> **GOAL**
Return the material exactly as supplied, apart from the pictures, which are omitted.

↓

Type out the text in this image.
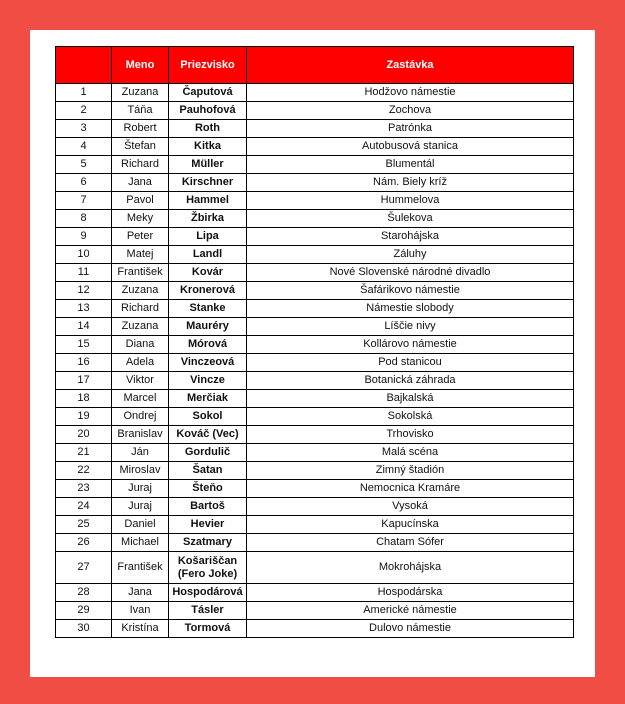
	Meno	Priezvisko	Zastávka
1	Zuzana	Čaputová	Hodžovo námestie
2	Táňa	Pauhofová	Zochova
3	Robert	Roth	Patrónka
4	Štefan	Kitka	Autobusová stanica
5	Richard	Müller	Blumentál
6	Jana	Kirschner	Nám. Biely kríž
7	Pavol	Hammel	Hummelova
8	Meky	Žbirka	Šulekova
9	Peter	Lipa	Starohájska
10	Matej	Landl	Záluhy
11	František	Kovár	Nové Slovenské národné divadlo
12	Zuzana	Kronerová	Šafárikovo námestie
13	Richard	Stanke	Námestie slobody
14	Zuzana	Mauréry	Líščie nivy
15	Diana	Mórová	Kollárovo námestie
16	Adela	Vinczeová	Pod stanicou
17	Viktor	Vincze	Botanická záhrada
18	Marcel	Merčiak	Bajkalská
19	Ondrej	Sokol	Sokolská
20	Branislav	Kováč (Vec)	Trhovisko
21	Ján	Gordulič	Malá scéna
22	Miroslav	Šatan	Zimný štadión
23	Juraj	Šteňo	Nemocnica Kramáre
24	Juraj	Bartoš	Vysoká
25	Daniel	Hevier	Kapucínska
26	Michael	Szatmary	Chatam Sófer
27	František	Košariščan (Fero Joke)	Mokrohájska
28	Jana	Hospodárová	Hospodárska
29	Ivan	Tásler	Americké námestie
30	Kristína	Tormová	Dulovo námestie
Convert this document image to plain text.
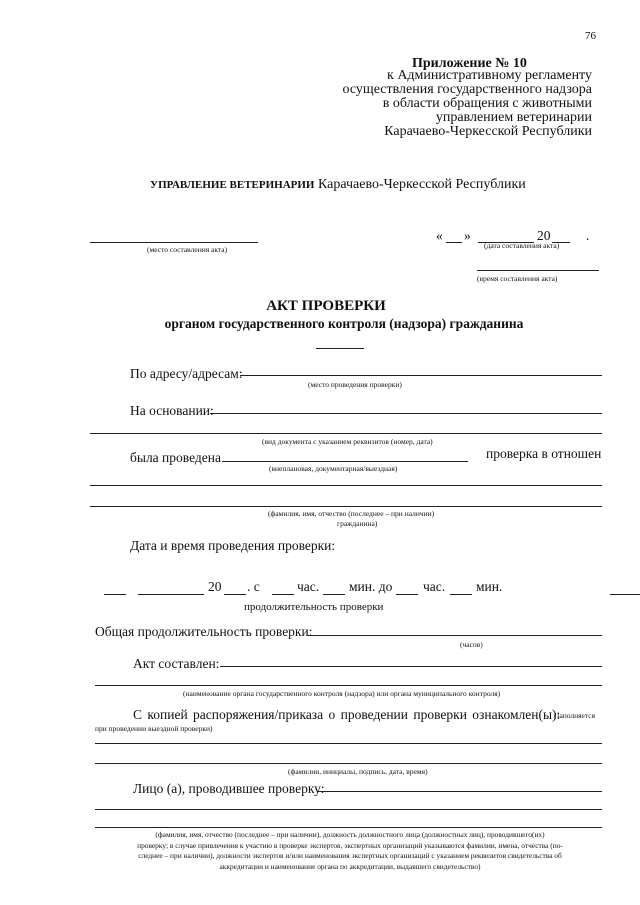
76
Приложение № 10
к Административному регламенту
осуществления государственного надзора
в области обращения с животными
управлением ветеринарии
Карачаево-Черкесской Республики
УПРАВЛЕНИЕ ВЕТЕРИНАРИИ Карачаево-Черкесской Республики
(место составления акта)
« »	20	.
(дата составления акта)
(время составления акта)
АКТ ПРОВЕРКИ
органом государственного контроля (надзора) гражданина
По адресу/адресам:
(место проведения проверки)
На основании:
(вид документа с указанием реквизитов (номер, дата)
была проведена	проверка в отношен
(внеплановая, документарная/выездная)
(фамилия, имя, отчество (последнее – при наличии)
гражданина)
Дата и время проведения проверки:
20 . с	час. мин. до час. мин.
продолжительность проверки
Общая продолжительность проверки:
(часов)
Акт составлен:
(наименование органа государственного контроля (надзора) или органа муниципального контроля)
С копией распоряжения/приказа о проведении проверки ознакомлен(ы):
(заполняется
при проведении выездной проверки)
(фамилии, инициалы, подпись, дата, время)
Лицо (а), проводившее проверку:
(фамилия, имя, отчество (последнее – при наличии), должность должностного лица (должностных лиц), проводившего(их)
проверку; в случае привлечения к участию в проверке экспертов, экспертных организаций указываются фамилии, имена, отчества (по-
следнее – при наличии), должности экспертов и/или наименования экспертных организаций с указанием реквизитов свидетельства об
аккредитации и наименование органа по аккредитации, выдавшего свидетельство)
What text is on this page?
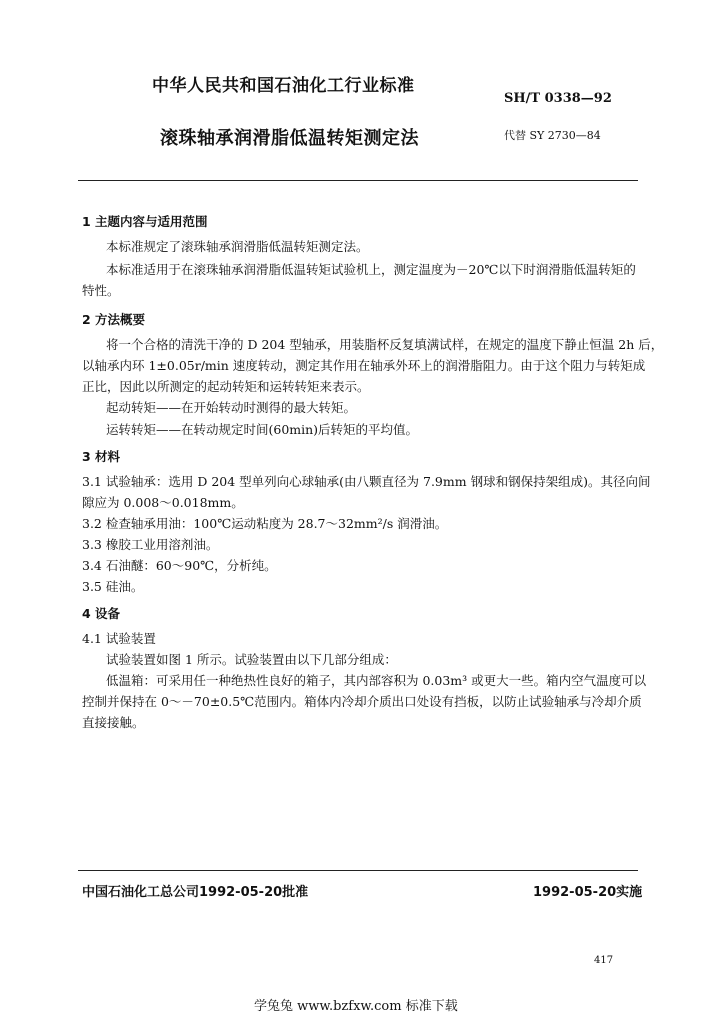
中华人民共和国石油化工行业标准
SH/T 0338—92
滚珠轴承润滑脂低温转矩测定法	代替 SY 2730—84
1 主题内容与适用范围
本标准规定了滚珠轴承润滑脂低温转矩测定法。
本标准适用于在滚珠轴承润滑脂低温转矩试验机上，测定温度为－20℃以下时润滑脂低温转矩的
特性。
2 方法概要
将一个合格的清洗干净的 D 204 型轴承，用装脂杯反复填满试样，在规定的温度下静止恒温 2h 后，
以轴承内环 1±0.05r/min 速度转动，测定其作用在轴承外环上的润滑脂阻力。由于这个阻力与转矩成
正比，因此以所测定的起动转矩和运转转矩来表示。
起动转矩——在开始转动时测得的最大转矩。
运转转矩——在转动规定时间(60min)后转矩的平均值。
3 材料
3.1 试验轴承：选用 D 204 型单列向心球轴承(由八颗直径为 7.9mm 钢球和钢保持架组成)。其径向间
隙应为 0.008～0.018mm。
3.2 检查轴承用油：100℃运动粘度为 28.7～32mm²/s 润滑油。
3.3 橡胶工业用溶剂油。
3.4 石油醚：60～90℃，分析纯。
3.5 硅油。
4 设备
4.1 试验装置
试验装置如图 1 所示。试验装置由以下几部分组成：
低温箱：可采用任一种绝热性良好的箱子，其内部容积为 0.03m³ 或更大一些。箱内空气温度可以
控制并保持在 0～－70±0.5℃范围内。箱体内冷却介质出口处设有挡板，以防止试验轴承与冷却介质
直接接触。
中国石油化工总公司1992-05-20批准	1992-05-20实施
417
学兔兔 www.bzfxw.com 标准下载
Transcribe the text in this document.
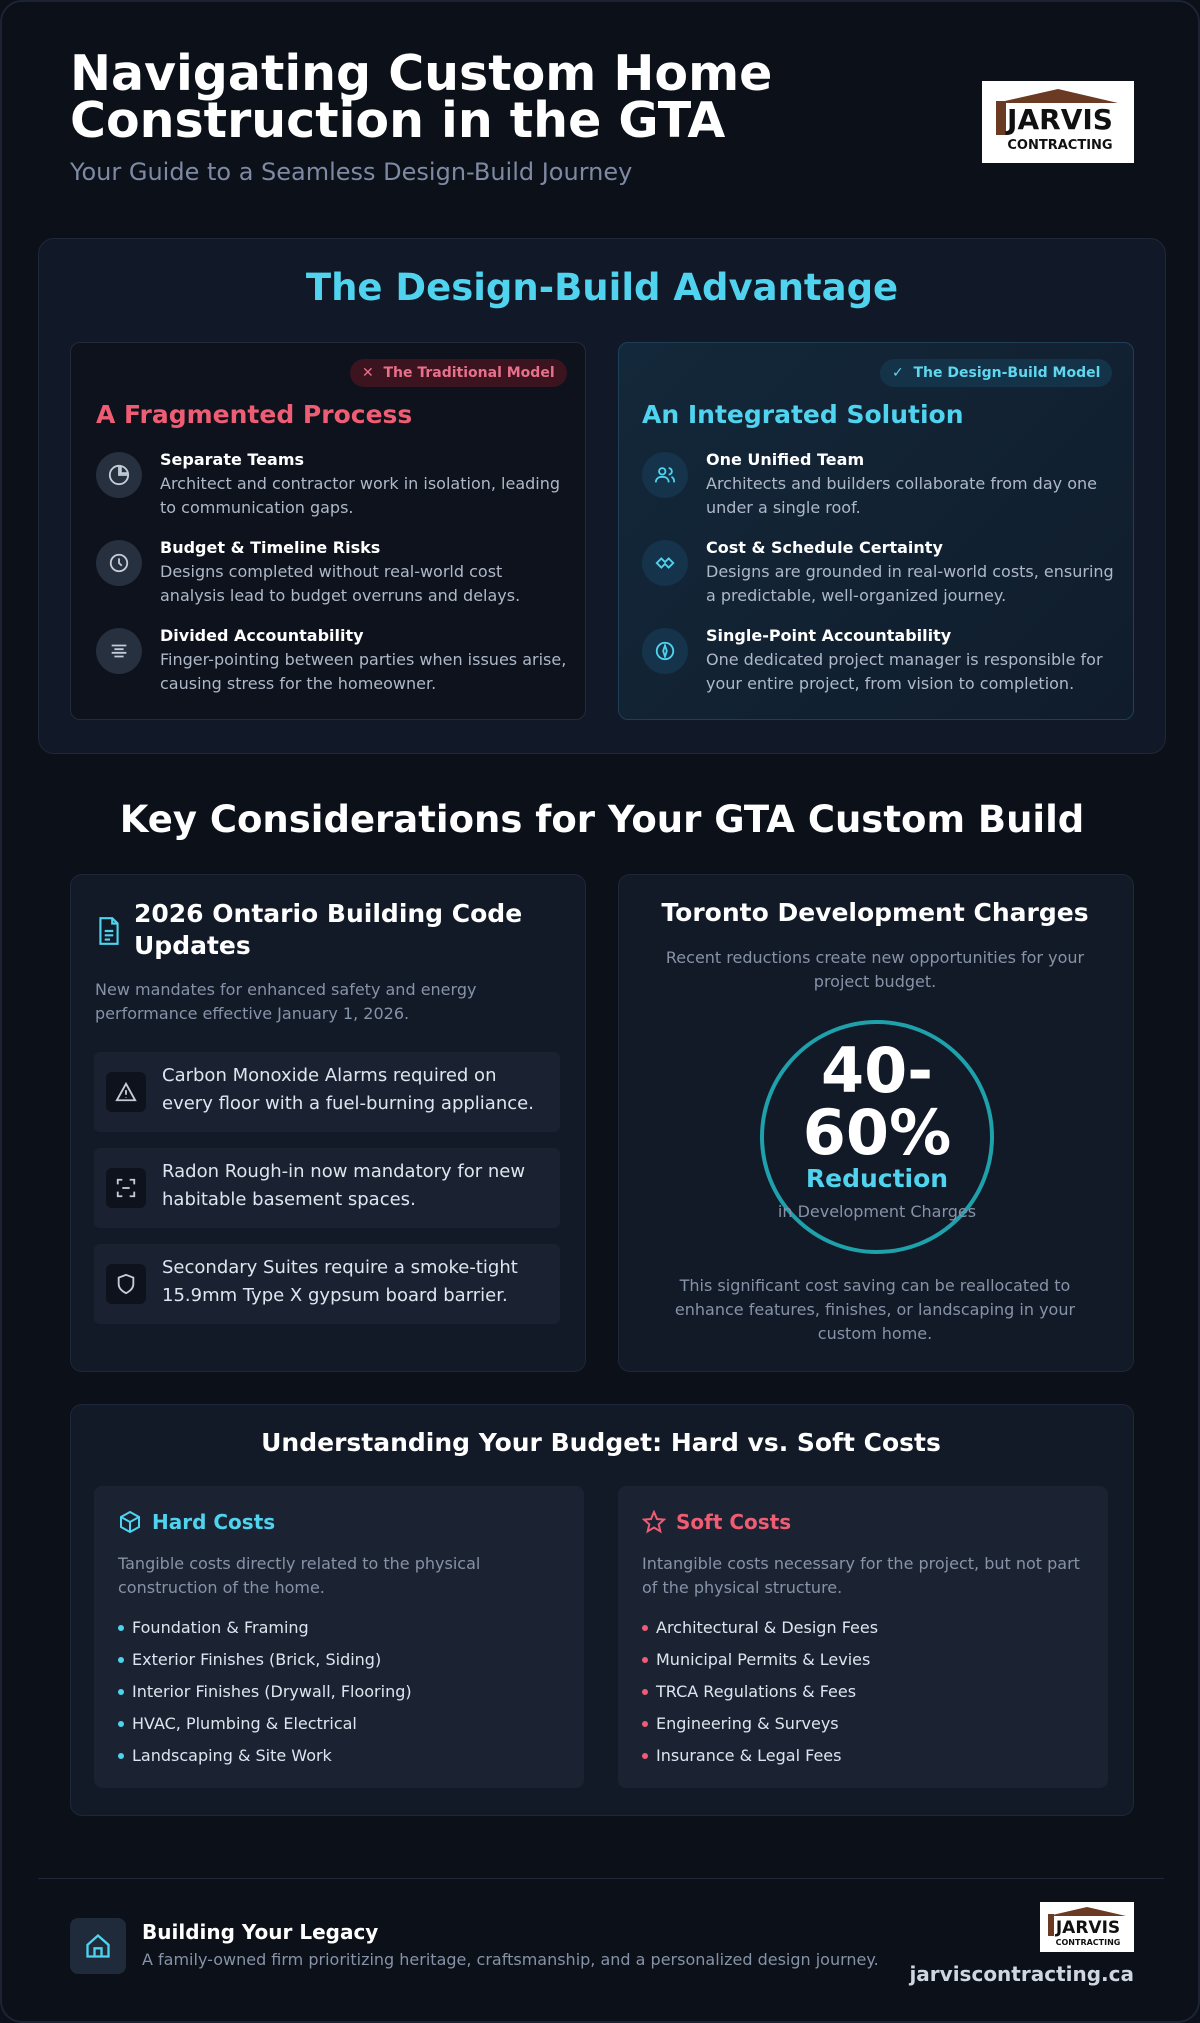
Navigating Custom Home Construction in the GTA
Your Guide to a Seamless Design-Build Journey
JARVIS
CONTRACTING
The Design-Build Advantage
✕ The Traditional Model
A Fragmented Process
Separate Teams
Architect and contractor work in isolation, leading to communication gaps.
Budget & Timeline Risks
Designs completed without real-world cost analysis lead to budget overruns and delays.
Divided Accountability
Finger-pointing between parties when issues arise, causing stress for the homeowner.
✓ The Design-Build Model
An Integrated Solution
One Unified Team
Architects and builders collaborate from day one under a single roof.
Cost & Schedule Certainty
Designs are grounded in real-world costs, ensuring a predictable, well-organized journey.
Single-Point Accountability
One dedicated project manager is responsible for your entire project, from vision to completion.
Key Considerations for Your GTA Custom Build
2026 Ontario Building Code Updates
New mandates for enhanced safety and energy performance effective January 1, 2026.
Carbon Monoxide Alarms required on every floor with a fuel-burning appliance.
Radon Rough-in now mandatory for new habitable basement spaces.
Secondary Suites require a smoke-tight 15.9mm Type X gypsum board barrier.
Toronto Development Charges
Recent reductions create new opportunities for your project budget.
40-
60%
Reduction
in Development Charges
This significant cost saving can be reallocated to enhance features, finishes, or landscaping in your custom home.
Understanding Your Budget: Hard vs. Soft Costs
Hard Costs
Tangible costs directly related to the physical construction of the home.
Foundation & Framing
Exterior Finishes (Brick, Siding)
Interior Finishes (Drywall, Flooring)
HVAC, Plumbing & Electrical
Landscaping & Site Work
Soft Costs
Intangible costs necessary for the project, but not part of the physical structure.
Architectural & Design Fees
Municipal Permits & Levies
TRCA Regulations & Fees
Engineering & Surveys
Insurance & Legal Fees
Building Your Legacy
A family-owned firm prioritizing heritage, craftsmanship, and a personalized design journey.
JARVIS
CONTRACTING
jarviscontracting.ca
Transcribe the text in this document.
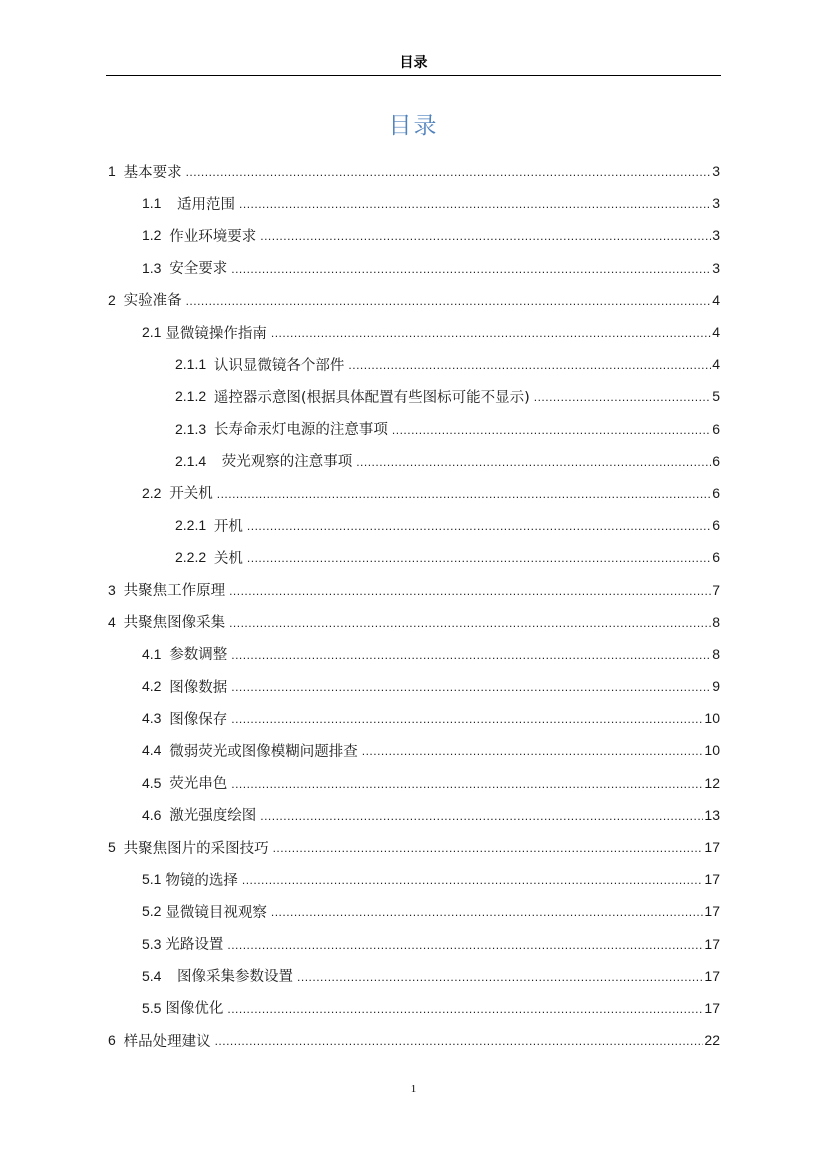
目录
目录
1 基本要求 .....	3
1.1 适用范围 .....	3
1.2 作业环境要求 .....	3
1.3 安全要求 .....	3
2 实验准备 .....	4
2.1 显微镜操作指南 .....	4
2.1.1 认识显微镜各个部件 .....	4
2.1.2 遥控器示意图(根据具体配置有些图标可能不显示) .....	5
2.1.3 长寿命汞灯电源的注意事项 .....	6
2.1.4 荧光观察的注意事项 .....	6
2.2 开关机 .....	6
2.2.1 开机 .....	6
2.2.2 关机 .....	6
3 共聚焦工作原理 .....	7
4 共聚焦图像采集 .....	8
4.1 参数调整 .....	8
4.2 图像数据 .....	9
4.3 图像保存 .....	10
4.4 微弱荧光或图像模糊问题排查 .....	10
4.5 荧光串色 .....	12
4.6 激光强度绘图 .....	13
5 共聚焦图片的采图技巧 .....	17
5.1 物镜的选择 .....	17
5.2 显微镜目视观察 .....	17
5.3 光路设置 .....	17
5.4 图像采集参数设置 .....	17
5.5 图像优化 .....	17
6 样品处理建议 .....	22
1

↑

> **ANSWER TO THE TASK**
Type out the text in this image.
	Meno	Priezvisko	Zastávka
1	Zuzana	Čaputová	Hodžovo námestie
2	Táňa	Pauhofová	Zochova
3	Robert	Roth	Patrónka
4	Štefan	Kitka	Autobusová stanica
5	Richard	Müller	Blumentál
6	Jana	Kirschner	Nám. Biely kríž
7	Pavol	Hammel	Hummelova
8	Meky	Žbirka	Šulekova
9	Peter	Lipa	Starohájska
10	Matej	Landl	Záluhy
11	František	Kovár	Nové Slovenské národné divadlo
12	Zuzana	Kronerová	Šafárikovo námestie
13	Richard	Stanke	Námestie slobody
14	Zuzana	Mauréry	Líščie nivy
15	Diana	Mórová	Kollárovo námestie
16	Adela	Vinczeová	Pod stanicou
17	Viktor	Vincze	Botanická záhrada
18	Marcel	Merčiak	Bajkalská
19	Ondrej	Sokol	Sokolská
20	Branislav	Kováč (Vec)	Trhovisko
21	Ján	Gordulič	Malá scéna
22	Miroslav	Šatan	Zimný štadión
23	Juraj	Šteňo	Nemocnica Kramáre
24	Juraj	Bartoš	Vysoká
25	Daniel	Hevier	Kapucínska
26	Michael	Szatmary	Chatam Sófer
27	František	Košariščan (Fero Joke)	Mokrohájska
28	Jana	Hospodárová	Hospodárska
29	Ivan	Tásler	Americké námestie
30	Kristína	Tormová	Dulovo námestie
Convert this document image to plain text.
76
Приложение № 10
к Административному регламенту
осуществления государственного надзора
в области обращения с животными
управлением ветеринарии
Карачаево-Черкесской Республики
УПРАВЛЕНИЕ ВЕТЕРИНАРИИ Карачаево-Черкесской Республики
(место составления акта)
« »	20	.
(дата составления акта)
(время составления акта)
АКТ ПРОВЕРКИ
органом государственного контроля (надзора) гражданина
По адресу/адресам:
(место проведения проверки)
На основании:
(вид документа с указанием реквизитов (номер, дата)
была проведена	проверка в отношен
(внеплановая, документарная/выездная)
(фамилия, имя, отчество (последнее – при наличии)
гражданина)
Дата и время проведения проверки:
20 . с	час. мин. до час. мин.
продолжительность проверки
Общая продолжительность проверки:
(часов)
Акт составлен:
(наименование органа государственного контроля (надзора) или органа муниципального контроля)
С копией распоряжения/приказа о проведении проверки ознакомлен(ы):
(заполняется
при проведении выездной проверки)
(фамилии, инициалы, подпись, дата, время)
Лицо (а), проводившее проверку:
(фамилия, имя, отчество (последнее – при наличии), должность должностного лица (должностных лиц), проводившего(их)
проверку; в случае привлечения к участию в проверке экспертов, экспертных организаций указываются фамилии, имена, отчества (по-
следнее – при наличии), должности экспертов и/или наименования экспертных организаций с указанием реквизитов свидетельства об
аккредитации и наименование органа по аккредитации, выдавшего свидетельство)
What text is on this page?
中华人民共和国石油化工行业标准
SH/T 0338—92
滚珠轴承润滑脂低温转矩测定法	代替 SY 2730—84
1 主题内容与适用范围
本标准规定了滚珠轴承润滑脂低温转矩测定法。
本标准适用于在滚珠轴承润滑脂低温转矩试验机上，测定温度为－20℃以下时润滑脂低温转矩的
特性。
2 方法概要
将一个合格的清洗干净的 D 204 型轴承，用装脂杯反复填满试样，在规定的温度下静止恒温 2h 后，
以轴承内环 1±0.05r/min 速度转动，测定其作用在轴承外环上的润滑脂阻力。由于这个阻力与转矩成
正比，因此以所测定的起动转矩和运转转矩来表示。
起动转矩——在开始转动时测得的最大转矩。
运转转矩——在转动规定时间(60min)后转矩的平均值。
3 材料
3.1 试验轴承：选用 D 204 型单列向心球轴承(由八颗直径为 7.9mm 钢球和钢保持架组成)。其径向间
隙应为 0.008～0.018mm。
3.2 检查轴承用油：100℃运动粘度为 28.7～32mm²/s 润滑油。
3.3 橡胶工业用溶剂油。
3.4 石油醚：60～90℃，分析纯。
3.5 硅油。
4 设备
4.1 试验装置
试验装置如图 1 所示。试验装置由以下几部分组成：
低温箱：可采用任一种绝热性良好的箱子，其内部容积为 0.03m³ 或更大一些。箱内空气温度可以
控制并保持在 0～－70±0.5℃范围内。箱体内冷却介质出口处设有挡板，以防止试验轴承与冷却介质
直接接触。
中国石油化工总公司1992-05-20批准	1992-05-20实施
417
学兔兔 www.bzfxw.com 标准下载
Transcribe the text in this document.
Navigating Custom Home Construction in the GTA
Your Guide to a Seamless Design-Build Journey
JARVIS
CONTRACTING
The Design-Build Advantage
✕ The Traditional Model
A Fragmented Process
Separate Teams
Architect and contractor work in isolation, leading to communication gaps.
Budget & Timeline Risks
Designs completed without real-world cost analysis lead to budget overruns and delays.
Divided Accountability
Finger-pointing between parties when issues arise, causing stress for the homeowner.
✓ The Design-Build Model
An Integrated Solution
One Unified Team
Architects and builders collaborate from day one under a single roof.
Cost & Schedule Certainty
Designs are grounded in real-world costs, ensuring a predictable, well-organized journey.
Single-Point Accountability
One dedicated project manager is responsible for your entire project, from vision to completion.
Key Considerations for Your GTA Custom Build
2026 Ontario Building Code Updates
New mandates for enhanced safety and energy performance effective January 1, 2026.
Carbon Monoxide Alarms required on every floor with a fuel-burning appliance.
Radon Rough-in now mandatory for new habitable basement spaces.
Secondary Suites require a smoke-tight 15.9mm Type X gypsum board barrier.
Toronto Development Charges
Recent reductions create new opportunities for your project budget.
40-
60%
Reduction
in Development Charges
This significant cost saving can be reallocated to enhance features, finishes, or landscaping in your custom home.
Understanding Your Budget: Hard vs. Soft Costs
Hard Costs
Tangible costs directly related to the physical construction of the home.
Foundation & Framing
Exterior Finishes (Brick, Siding)
Interior Finishes (Drywall, Flooring)
HVAC, Plumbing & Electrical
Landscaping & Site Work
Soft Costs
Intangible costs necessary for the project, but not part of the physical structure.
Architectural & Design Fees
Municipal Permits & Levies
TRCA Regulations & Fees
Engineering & Surveys
Insurance & Legal Fees
Building Your Legacy
A family-owned firm prioritizing heritage, craftsmanship, and a personalized design journey.
JARVIS
CONTRACTING
jarviscontracting.ca
Transcribe the text in this document.
目录
目录
1 基本要求 .....	3
1.1 适用范围 .....	3
1.2 作业环境要求 .....	3
1.3 安全要求 .....	3
2 实验准备 .....	4
2.1 显微镜操作指南 .....	4
2.1.1 认识显微镜各个部件 .....	4
2.1.2 遥控器示意图(根据具体配置有些图标可能不显示) .....	5
2.1.3 长寿命汞灯电源的注意事项 .....	6
2.1.4 荧光观察的注意事项 .....	6
2.2 开关机 .....	6
2.2.1 开机 .....	6
2.2.2 关机 .....	6
3 共聚焦工作原理 .....	7
4 共聚焦图像采集 .....	8
4.1 参数调整 .....	8
4.2 图像数据 .....	9
4.3 图像保存 .....	10
4.4 微弱荧光或图像模糊问题排查 .....	10
4.5 荧光串色 .....	12
4.6 激光强度绘图 .....	13
5 共聚焦图片的采图技巧 .....	17
5.1 物镜的选择 .....	17
5.2 显微镜目视观察 .....	17
5.3 光路设置 .....	17
5.4 图像采集参数设置 .....	17
5.5 图像优化 .....	17
6 样品处理建议 .....	22
1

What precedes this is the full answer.